• [Task prompt]: Which lines hold the word "EXISTING"? Copy each of them.

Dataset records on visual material

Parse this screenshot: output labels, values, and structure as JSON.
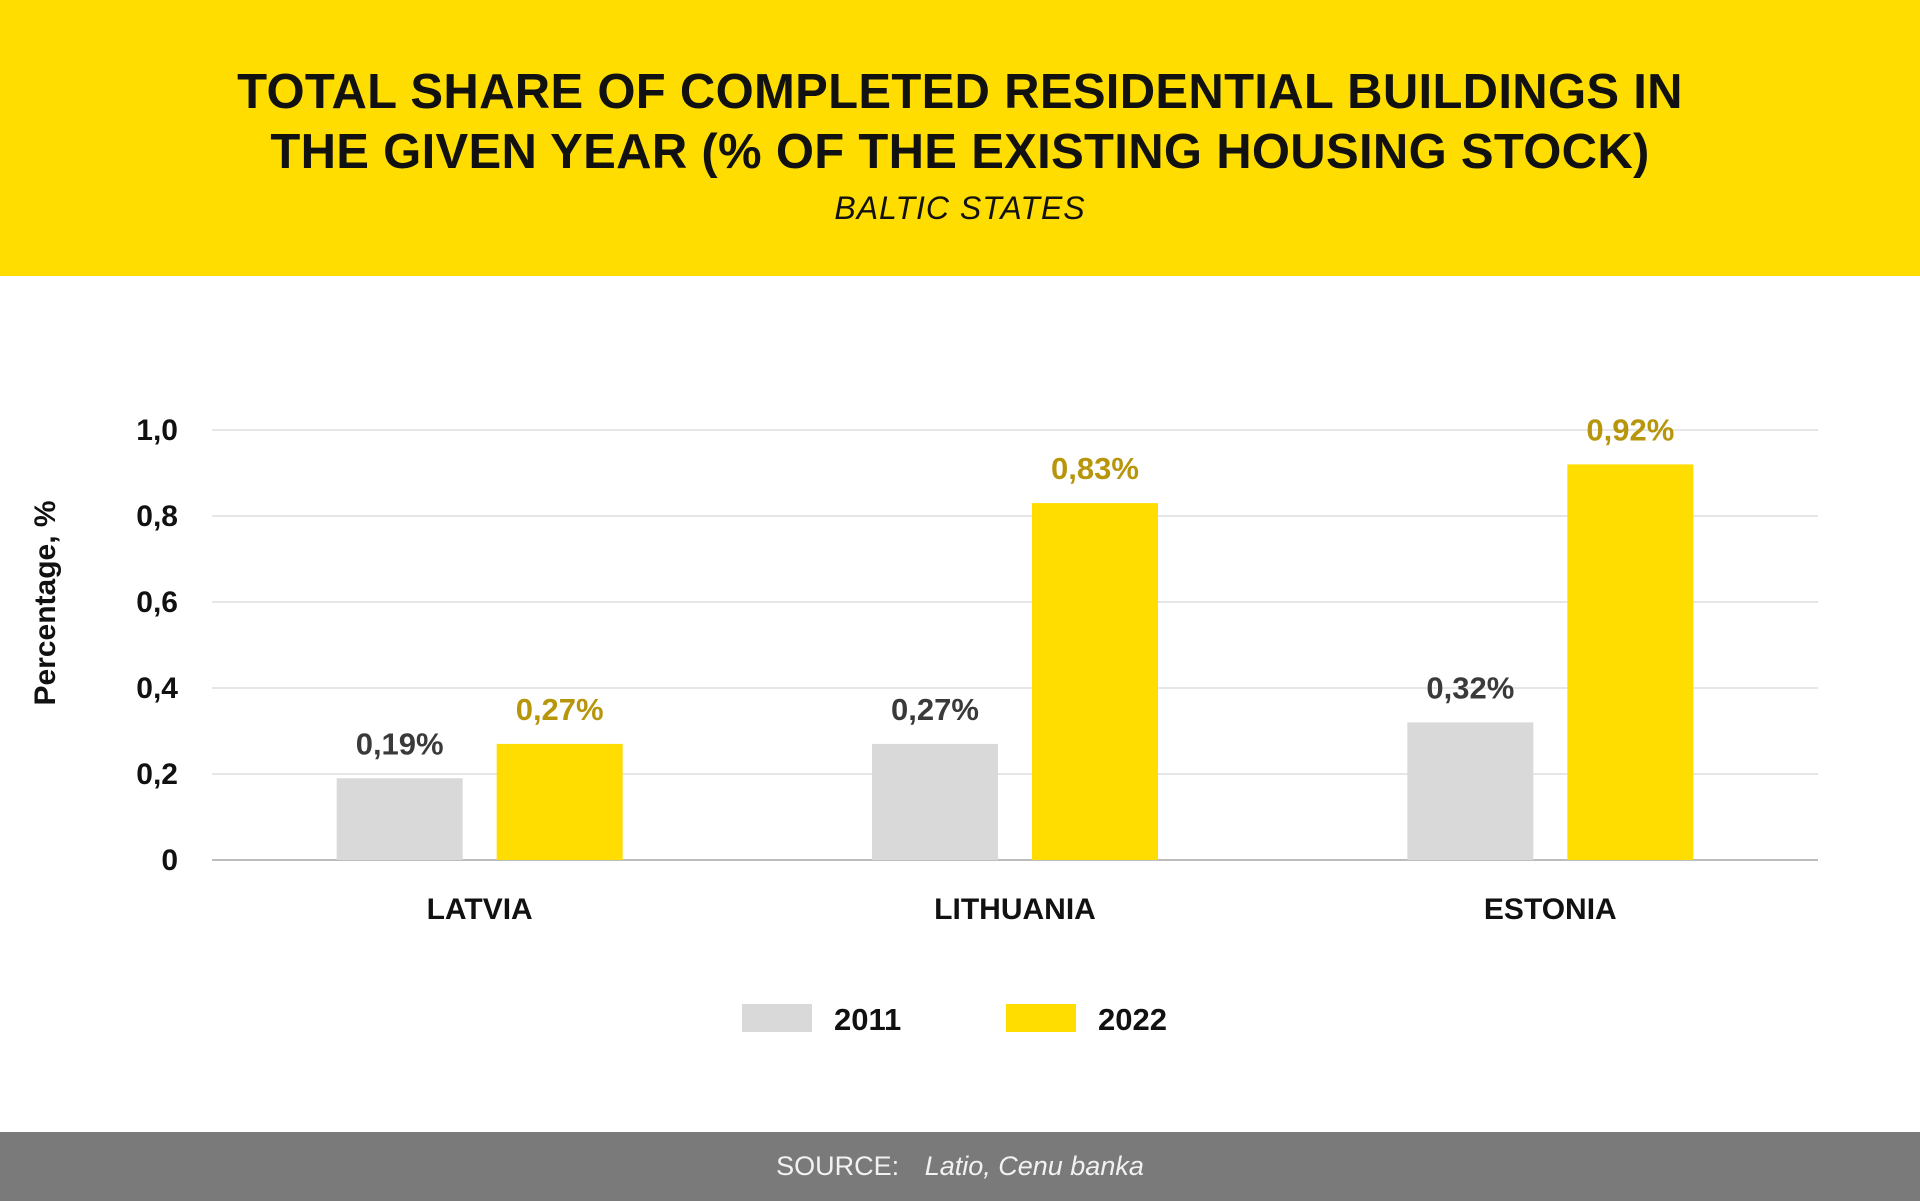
{
  "header": {
    "title_line1": "TOTAL SHARE OF COMPLETED RESIDENTIAL BUILDINGS IN",
    "title_line2": "THE GIVEN YEAR (% OF THE EXISTING HOUSING STOCK)",
    "subtitle": "BALTIC STATES"
  },
  "footer": {
    "source_label": "SOURCE:",
    "source_value": "Latio, Cenu banka"
  },
  "colors": {
    "accent": "#ffdd00",
    "series_2011": "#d9d9d9",
    "series_2022": "#ffdd00",
    "label_2011": "#3a3a3a",
    "label_2022": "#b8960c",
    "footer_bg": "#7a7a7a"
  },
  "chart_data": {
    "type": "bar",
    "title": "TOTAL SHARE OF COMPLETED RESIDENTIAL BUILDINGS IN THE GIVEN YEAR (% OF THE EXISTING HOUSING STOCK)",
    "subtitle": "BALTIC STATES",
    "categories": [
      "LATVIA",
      "LITHUANIA",
      "ESTONIA"
    ],
    "series": [
      {
        "name": "2011",
        "values": [
          0.19,
          0.27,
          0.32
        ],
        "labels": [
          "0,19%",
          "0,27%",
          "0,32%"
        ],
        "color": "#d9d9d9"
      },
      {
        "name": "2022",
        "values": [
          0.27,
          0.83,
          0.92
        ],
        "labels": [
          "0,27%",
          "0,83%",
          "0,92%"
        ],
        "color": "#ffdd00"
      }
    ],
    "xlabel": "",
    "ylabel": "Percentage, %",
    "ylim": [
      0,
      1.0
    ],
    "yticks": [
      0,
      0.2,
      0.4,
      0.6,
      0.8,
      1.0
    ],
    "ytick_labels": [
      "0",
      "0,2",
      "0,4",
      "0,6",
      "0,8",
      "1,0"
    ],
    "grid": true,
    "legend_position": "bottom"
  }
}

• [Answer to the exercise]:
    "title_line2": "THE GIVEN YEAR (% OF THE EXISTING HOUSING STOCK)",
    "title": "TOTAL SHARE OF COMPLETED RESIDENTIAL BUILDINGS IN THE GIVEN YEAR (% OF THE EXISTING HOUSING STOCK)",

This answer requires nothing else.